Write out all entries word for word.

Records for this exercise>
┄┄┄┄┄┄
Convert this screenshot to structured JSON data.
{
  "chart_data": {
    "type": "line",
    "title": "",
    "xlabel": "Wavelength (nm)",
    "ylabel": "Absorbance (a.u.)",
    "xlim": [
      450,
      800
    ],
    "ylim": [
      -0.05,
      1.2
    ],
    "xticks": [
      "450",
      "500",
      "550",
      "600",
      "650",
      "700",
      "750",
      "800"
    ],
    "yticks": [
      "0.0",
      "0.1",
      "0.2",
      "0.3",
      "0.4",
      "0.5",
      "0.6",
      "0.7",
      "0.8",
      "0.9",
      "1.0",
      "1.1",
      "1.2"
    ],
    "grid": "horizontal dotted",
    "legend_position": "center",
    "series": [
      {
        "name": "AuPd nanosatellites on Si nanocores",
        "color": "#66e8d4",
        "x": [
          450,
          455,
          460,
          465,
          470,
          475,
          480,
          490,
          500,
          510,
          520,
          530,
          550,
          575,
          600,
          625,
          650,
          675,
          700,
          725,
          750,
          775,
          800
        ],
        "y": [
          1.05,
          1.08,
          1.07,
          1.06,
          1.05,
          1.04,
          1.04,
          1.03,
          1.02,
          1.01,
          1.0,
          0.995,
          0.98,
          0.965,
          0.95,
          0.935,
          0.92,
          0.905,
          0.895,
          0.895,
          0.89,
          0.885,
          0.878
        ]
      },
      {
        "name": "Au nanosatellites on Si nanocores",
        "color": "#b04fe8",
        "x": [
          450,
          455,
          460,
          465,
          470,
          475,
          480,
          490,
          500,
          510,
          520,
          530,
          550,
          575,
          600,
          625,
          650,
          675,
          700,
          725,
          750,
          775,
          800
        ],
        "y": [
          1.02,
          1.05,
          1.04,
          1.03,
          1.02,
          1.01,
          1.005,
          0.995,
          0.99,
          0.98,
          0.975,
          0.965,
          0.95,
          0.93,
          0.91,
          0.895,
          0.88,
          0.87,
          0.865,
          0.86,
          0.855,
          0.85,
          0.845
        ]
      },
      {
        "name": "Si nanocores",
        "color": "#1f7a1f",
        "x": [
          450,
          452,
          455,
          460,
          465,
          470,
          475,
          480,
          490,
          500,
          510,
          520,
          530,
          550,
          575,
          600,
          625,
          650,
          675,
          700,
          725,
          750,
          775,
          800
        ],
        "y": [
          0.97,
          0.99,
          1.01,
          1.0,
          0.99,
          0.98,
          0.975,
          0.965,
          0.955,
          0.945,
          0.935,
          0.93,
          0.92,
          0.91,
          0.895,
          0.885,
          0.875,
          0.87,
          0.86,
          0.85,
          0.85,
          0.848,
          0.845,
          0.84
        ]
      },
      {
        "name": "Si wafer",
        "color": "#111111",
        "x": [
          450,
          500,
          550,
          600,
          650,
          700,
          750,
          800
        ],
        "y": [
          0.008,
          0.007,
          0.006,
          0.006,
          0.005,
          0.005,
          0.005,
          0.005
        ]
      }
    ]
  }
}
┄┄┄┄┄┄
Answer for this exercise>
Convert this screenshot to structured JSON data.
{
  "chart_data": {
    "type": "line",
    "title": "",
    "xlabel": "Wavelength (nm)",
    "ylabel": "Absorbance (a.u.)",
    "xlim": [
      450,
      800
    ],
    "ylim": [
      -0.05,
      1.2
    ],
    "xticks": [
      "450",
      "500",
      "550",
      "600",
      "650",
      "700",
      "750",
      "800"
    ],
    "yticks": [
      "0.0",
      "0.1",
      "0.2",
      "0.3",
      "0.4",
      "0.5",
      "0.6",
      "0.7",
      "0.8",
      "0.9",
      "1.0",
      "1.1",
      "1.2"
    ],
    "grid": "horizontal dotted",
    "legend_position": "center",
    "series": [
      {
        "name": "AuPd nanosatellites on Si nanocores",
        "color": "#66e8d4",
        "x": [
          450,
          455,
          460,
          465,
          470,
          475,
          480,
          490,
          500,
          510,
          520,
          530,
          550,
          575,
          600,
          625,
          650,
          675,
          700,
          725,
          750,
          775,
          800
        ],
        "y": [
          1.05,
          1.08,
          1.07,
          1.06,
          1.05,
          1.04,
          1.04,
          1.03,
          1.02,
          1.01,
          1.0,
          0.995,
          0.98,
          0.965,
          0.95,
          0.935,
          0.92,
          0.905,
          0.895,
          0.895,
          0.89,
          0.885,
          0.878
        ]
      },
      {
        "name": "Au nanosatellites on Si nanocores",
        "color": "#b04fe8",
        "x": [
          450,
          455,
          460,
          465,
          470,
          475,
          480,
          490,
          500,
          510,
          520,
          530,
          550,
          575,
          600,
          625,
          650,
          675,
          700,
          725,
          750,
          775,
          800
        ],
        "y": [
          1.02,
          1.05,
          1.04,
          1.03,
          1.02,
          1.01,
          1.005,
          0.995,
          0.99,
          0.98,
          0.975,
          0.965,
          0.95,
          0.93,
          0.91,
          0.895,
          0.88,
          0.87,
          0.865,
          0.86,
          0.855,
          0.85,
          0.845
        ]
      },
      {
        "name": "Si nanocores",
        "color": "#1f7a1f",
        "x": [
          450,
          452,
          455,
          460,
          465,
          470,
          475,
          480,
          490,
          500,
          510,
          520,
          530,
          550,
          575,
          600,
          625,
          650,
          675,
          700,
          725,
          750,
          775,
          800
        ],
        "y": [
          0.97,
          0.99,
          1.01,
          1.0,
          0.99,
          0.98,
          0.975,
          0.965,
          0.955,
          0.945,
          0.935,
          0.93,
          0.92,
          0.91,
          0.895,
          0.885,
          0.875,
          0.87,
          0.86,
          0.85,
          0.85,
          0.848,
          0.845,
          0.84
        ]
      },
      {
        "name": "Si wafer",
        "color": "#111111",
        "x": [
          450,
          500,
          550,
          600,
          650,
          700,
          750,
          800
        ],
        "y": [
          0.008,
          0.007,
          0.006,
          0.006,
          0.005,
          0.005,
          0.005,
          0.005
        ]
      }
    ]
  }
}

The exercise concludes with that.